Your task is to tally the lines of the listing containing the word "Burul" and report the figure alone.
--- Start of Material shown ---
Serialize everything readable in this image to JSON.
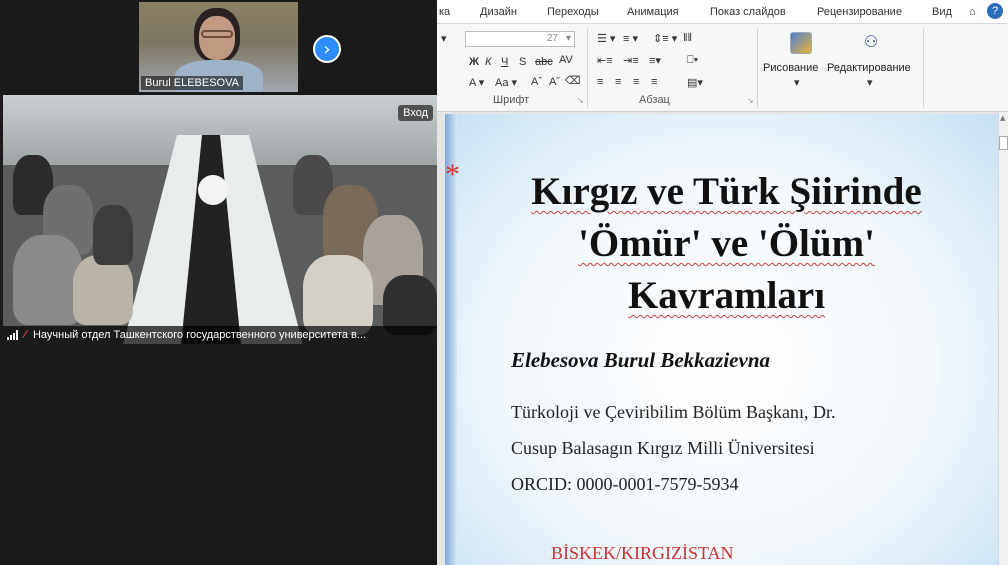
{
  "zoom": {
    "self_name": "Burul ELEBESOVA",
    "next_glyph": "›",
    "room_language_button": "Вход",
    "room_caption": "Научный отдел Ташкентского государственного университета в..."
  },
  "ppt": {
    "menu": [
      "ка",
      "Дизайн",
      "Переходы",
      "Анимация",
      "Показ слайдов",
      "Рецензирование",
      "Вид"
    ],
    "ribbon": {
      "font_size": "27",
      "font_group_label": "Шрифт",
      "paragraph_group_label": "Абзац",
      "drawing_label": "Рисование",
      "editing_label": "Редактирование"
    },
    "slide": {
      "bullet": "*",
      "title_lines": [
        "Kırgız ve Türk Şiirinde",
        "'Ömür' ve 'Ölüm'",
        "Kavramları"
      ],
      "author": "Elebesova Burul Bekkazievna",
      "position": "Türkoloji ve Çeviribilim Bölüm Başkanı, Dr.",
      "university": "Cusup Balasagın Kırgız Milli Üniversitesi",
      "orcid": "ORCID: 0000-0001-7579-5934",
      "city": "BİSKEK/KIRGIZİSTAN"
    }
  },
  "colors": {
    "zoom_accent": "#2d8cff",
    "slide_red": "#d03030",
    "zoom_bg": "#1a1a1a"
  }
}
--- End of Material shown ---
#### [Solution]
2